▶ **Arbeitsschritte**:
• A. Beantworte diese Fragen zum Text über die Heilung des Blindgeborenen:
(i) Mit welchem Vorwurf wollen die Pharisäer dem Blindgeborenen den Mund stopfen?
(ii) Was nennt der Text die Fundamental-Lehre des jüdischen Glaubens?
(iii) Was sagt Jesus darüber, wer gesündigt hat?
• B. Tausche in den Einträgen, beginnend mit der Zeile, die „data-point: [471, 309, 479, 317]“ enthält, und endend mit der Zeile, die „x-tick-label: 0: [194, 493, 200, 504]“ enthält, „legend-marker“ gegen „legend-symbol“ aus. Gib nur diese Einträge wieder und lass alles andere unverändert.

▶ **Textabschnitt**:
Das verborgene Gewicht der Heilung des Blindgebornen (Joh.9:1-5)

Die Erzählung von der Heilung des Blindgeborenen ist nicht nur eine wunderbare Kundgebung der Allmacht Gottes in Jesu - und dabei eine offenkundige Darstellung menschlicher Erbärmlichkeit, wie sie in dem Verhalten der jüdischen Führerschicht dieser gewaltigen Gottesoffenbarung gegenüber zutage tritt; dieses ganze Ereignis scheint auch in einem symbolhaften und prophetischen Sinn auf die kommende kirchengeschichtliche Entwicklung hinzuweisen.

Die Erscheinung eines von Geburt an blinden Menschen wirft herausfordernd die Frage nach der Gerechtigkeit Gottes auf. Wie sollen wir es verstehen, daß ein Mensch mit so großen Benachteiligungen für sein Lebensglück und seine Existenz auf die Lebensbühne tritt? In unserem Fall wird besonders anschaulich, daß ein solcher von vorneherein als ein Ausgestoßener der menschlichen Gesellschaft und lästiger Bettler ein kümmerliches, freudloses Leben zu führen verurteilt ist. Dabei wird eine eigene Verschuldung solchen Schicksals von Jesus noch ausdrücklich in Abrede gestellt.

Anders hatten sich die Pharisäer diese Frage beantwortet: „Du bist ganz in Sünden geboren - und du lehrst uns?” Mit diesem Vorwurf wollen sie dem unangenehmen „Lehrer” den Mund stopfen (Vs.34). Sie lösen die Frage also in der Weise, daß die Ursache des Unglücks in einer besonderen Sündhaftigkeit und Verwerflichkeit dieses bedauerlichen Menschen gelegen habe.

Für einen Juden ist es klar, daß die Verantwortung für ein dermaßen verlorenes Leben nicht auf Gott fallen darf. Denn: daß ER gerecht ist - das ist die Fundamental-Lehre des jüdischen Glaubens. Der Grund allen Unglücks und aller Unvollkommenheit auf dieser Welt liegt beim Menschen, in der Erbsünde. Auch die Jünger Jesu haben sich angesichts des menschlichen Elends dieses Menschen die Frage nach der Ursache gestellt: „Rabbi, wer hat gesündigt, dieser oder seine Eltern, daß er blind geboren wurde?”

Daß diese Frage einen logischen Fehler enthält, ist oft bemerkt worden. Wie sollte einer  v o r  seiner Geburt sich schon durch sündige Strafe zuziehen? Ganz vernünftig scheint aber die Annahme, daß die Eltern die Verantwortlichen seien; ist den Jüngern doch der göttliche Grundsatz bekannt, daß die Sünden der Väter heimgesucht werden bis in das dritte und vierte Geschlecht. Jesus aber lehnt diese Begründung des Schicksals des Blindgeborenen ab: „Weder dieser hat gesündigt, noch seine Eltern, sondern: daß die Werke Gottes an ihm offenbar würden.”

▶ **Daten zur visuellen Layout-Annotation**:

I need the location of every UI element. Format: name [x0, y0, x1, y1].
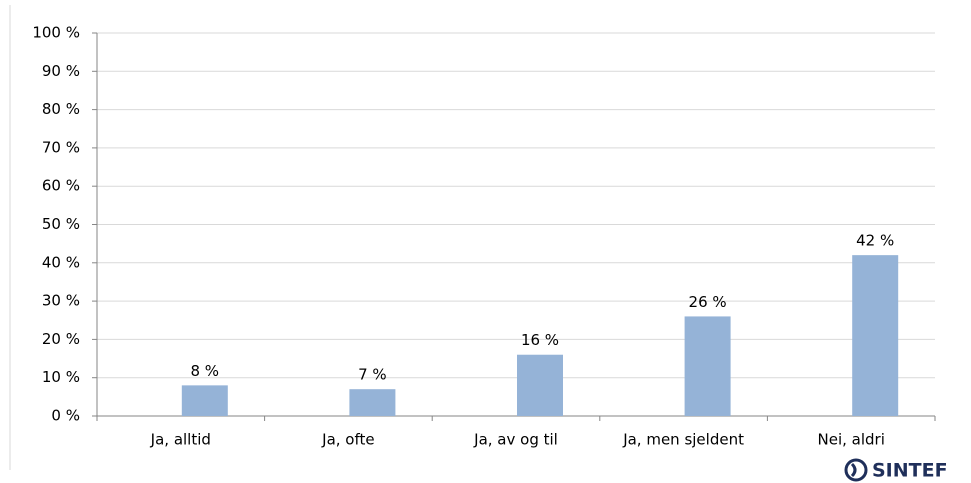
logo: SINTEF [844, 458, 948, 482]
y-tick-label: 100 % [32, 24, 80, 42]
y-tick-label: 60 % [42, 177, 80, 195]
logo-icon [850, 462, 857, 478]
y-tick-label: 70 % [42, 138, 80, 156]
bar [517, 354, 563, 416]
y-tick-label: 10 % [42, 368, 80, 386]
bar [684, 316, 731, 416]
x-tick-label: Ja, ofte [321, 431, 374, 449]
y-tick-label: 90 % [42, 62, 80, 80]
x-tick-label: Ja, alltid [150, 431, 211, 449]
bar [852, 255, 899, 416]
bar [181, 385, 228, 416]
y-tick-label: 0 % [51, 407, 80, 425]
y-tick-label: 50 % [42, 215, 80, 233]
x-tick-label: Ja, av og til [473, 431, 558, 449]
y-tick-label: 80 % [42, 100, 80, 118]
data-label: 26 % [689, 293, 727, 311]
data-label: 7 % [358, 366, 387, 384]
bar [349, 389, 396, 416]
y-tick-label: 40 % [42, 253, 80, 271]
data-label: 8 % [191, 362, 220, 380]
data-label: 16 % [521, 331, 559, 349]
x-tick-label: Ja, men sjeldent [622, 431, 744, 449]
logo-text: SINTEF [872, 460, 948, 482]
logo-icon [844, 458, 868, 482]
y-tick-label: 30 % [42, 292, 80, 310]
data-label: 42 % [856, 232, 894, 250]
y-tick-label: 20 % [42, 330, 80, 348]
x-tick-label: Nei, aldri [818, 431, 885, 449]
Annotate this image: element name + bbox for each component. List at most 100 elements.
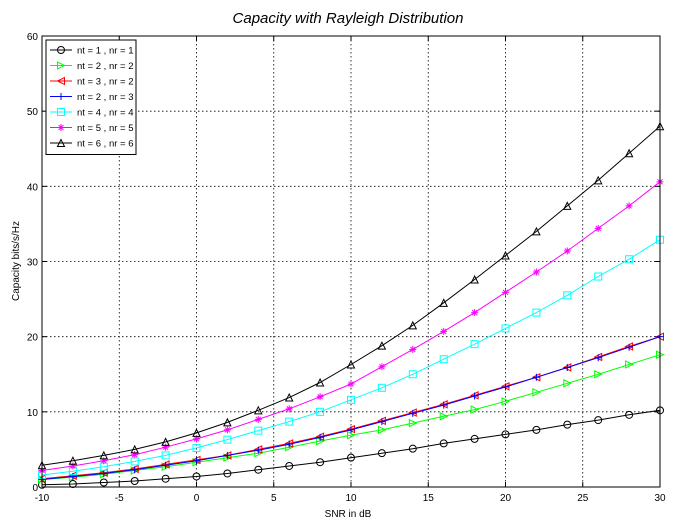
data-point: [471, 309, 479, 317]
data-point: [501, 397, 511, 406]
data-point: [130, 476, 139, 485]
data-point: [502, 383, 509, 391]
data-point: [625, 360, 634, 369]
data-point: [223, 417, 232, 427]
data-point: [131, 466, 139, 474]
x-tick-label: 20: [500, 493, 512, 504]
data-point: [284, 392, 294, 402]
data-point: [254, 465, 263, 474]
chart-title: Capacity with Rayleigh Distribution: [233, 10, 464, 27]
series-4: [38, 333, 664, 483]
legend: nt = 1 , nr = 1 nt = 2 , nr = 2 nt = 3 , n…: [45, 39, 137, 155]
data-point: [562, 201, 572, 210]
legend-marker: [57, 61, 66, 70]
data-point: [192, 443, 201, 452]
legend-marker: [56, 76, 65, 86]
data-point: [130, 444, 140, 454]
data-point: [625, 343, 633, 351]
data-point: [316, 393, 324, 401]
legend-marker: [56, 138, 66, 147]
y-axis-label: Capacity bits/s/Hz: [11, 221, 22, 301]
data-point: [532, 226, 541, 236]
data-point: [625, 202, 633, 210]
data-point: [440, 327, 448, 335]
data-point: [99, 478, 108, 487]
data-point: [409, 345, 417, 353]
x-tick-label: 0: [194, 493, 200, 504]
data-point: [377, 341, 387, 350]
data-point: [563, 291, 572, 300]
data-point: [377, 425, 387, 435]
data-point: [100, 457, 108, 465]
data-point: [563, 363, 571, 371]
series-line: [41, 409, 661, 486]
data-point: [439, 412, 449, 421]
data-point: [471, 392, 479, 400]
legend-item: nt = 4 , nr = 4: [50, 108, 134, 119]
data-point: [439, 298, 449, 307]
y-tick-label: 0: [32, 483, 38, 494]
data-point: [192, 472, 201, 481]
data-point: [563, 378, 572, 388]
x-tick-label: 15: [423, 493, 435, 504]
data-point: [378, 418, 386, 426]
data-point: [625, 255, 634, 264]
data-point: [501, 250, 510, 260]
data-point: [69, 472, 77, 480]
data-point: [532, 387, 542, 397]
legend-item: nt = 1 , nr = 1: [50, 46, 134, 57]
legend-item: nt = 6 , nr = 6: [50, 138, 134, 150]
data-point: [162, 461, 170, 469]
data-point: [408, 370, 417, 379]
data-point: [316, 458, 325, 467]
data-point: [502, 288, 509, 296]
x-tick-label: -10: [35, 493, 50, 504]
data-point: [409, 409, 417, 417]
data-point: [440, 401, 448, 409]
data-point: [223, 451, 231, 459]
data-point: [223, 426, 231, 434]
x-axis-label: SNR in dB: [325, 509, 372, 520]
x-tick-label: 10: [345, 493, 357, 504]
x-tick-label: 5: [271, 493, 277, 504]
data-point: [347, 380, 355, 388]
legend-label: nt = 4 , nr = 4: [77, 108, 134, 119]
data-point: [594, 224, 602, 232]
data-point: [532, 425, 541, 434]
series-7: [37, 121, 665, 470]
data-point: [193, 435, 200, 443]
data-point: [532, 373, 540, 381]
data-point: [347, 453, 355, 462]
series-line: [41, 125, 661, 466]
data-point: [532, 308, 541, 317]
data-point: [100, 469, 108, 477]
data-point: [501, 324, 510, 333]
x-tick-label: 25: [577, 493, 589, 504]
data-point: [285, 405, 293, 413]
y-tick-label: 50: [27, 107, 39, 118]
data-point: [253, 405, 263, 415]
data-point: [593, 175, 603, 185]
data-point: [161, 451, 170, 460]
x-tick-label: 30: [654, 493, 666, 504]
data-point: [193, 457, 200, 465]
legend-item: nt = 5 , nr = 5: [50, 123, 134, 134]
data-point: [377, 449, 386, 458]
data-point: [470, 340, 479, 349]
data-point: [408, 320, 418, 330]
data-point: [315, 377, 325, 387]
data-point: [532, 268, 540, 276]
data-point: [347, 395, 355, 404]
data-point: [192, 428, 201, 437]
legend-marker: [57, 93, 65, 100]
series-5: [38, 235, 664, 479]
legend-label: nt = 2 , nr = 3: [77, 92, 134, 103]
legend-label: nt = 6 , nr = 6: [77, 139, 134, 150]
data-point: [377, 383, 386, 392]
data-point: [378, 363, 386, 371]
data-point: [347, 426, 355, 434]
data-point: [594, 369, 603, 379]
data-point: [470, 274, 479, 284]
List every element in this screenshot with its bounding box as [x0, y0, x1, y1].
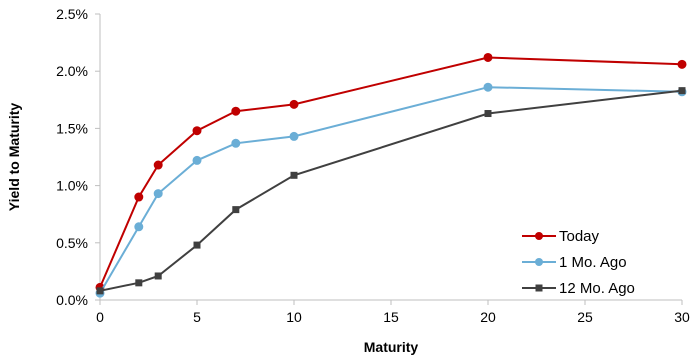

▶ **Endergebnisse**:
• A.
(i) „Du bist ganz in Sünden geboren - und du lehrst uns?”
(ii) Dass Gott gerecht ist.
(iii) Weder der Blindgeborene noch seine Eltern haben gesündigt, sondern die Werke Gottes sollten an ihm offenbar werden.

• B.
data-point: [471, 309, 479, 317]
data-point: [501, 397, 511, 406]
data-point: [130, 476, 139, 485]
data-point: [502, 383, 509, 391]
data-point: [625, 360, 634, 369]
data-point: [223, 417, 232, 427]
data-point: [131, 466, 139, 474]
x-tick-label: 20: [500, 493, 512, 504]
data-point: [284, 392, 294, 402]
data-point: [254, 465, 263, 474]
chart-title: Capacity with Rayleigh Distribution: [233, 10, 464, 27]
series-4: [38, 333, 664, 483]
legend: nt = 1 , nr = 1 nt = 2 , nr = 2 nt = 3 , n…: [45, 39, 137, 155]
data-point: [562, 201, 572, 210]
legend-symbol: [57, 61, 66, 70]
data-point: [192, 443, 201, 452]
legend-symbol: [56, 76, 65, 86]
data-point: [130, 444, 140, 454]
data-point: [625, 343, 633, 351]
data-point: [316, 393, 324, 401]
legend-symbol: [56, 138, 66, 147]
y-axis-label: Capacity bits/s/Hz: [11, 221, 22, 301]
data-point: [532, 226, 541, 236]
data-point: [625, 202, 633, 210]
data-point: [440, 327, 448, 335]
data-point: [99, 478, 108, 487]
data-point: [409, 345, 417, 353]
x-tick-label: 0: [194, 493, 200, 504]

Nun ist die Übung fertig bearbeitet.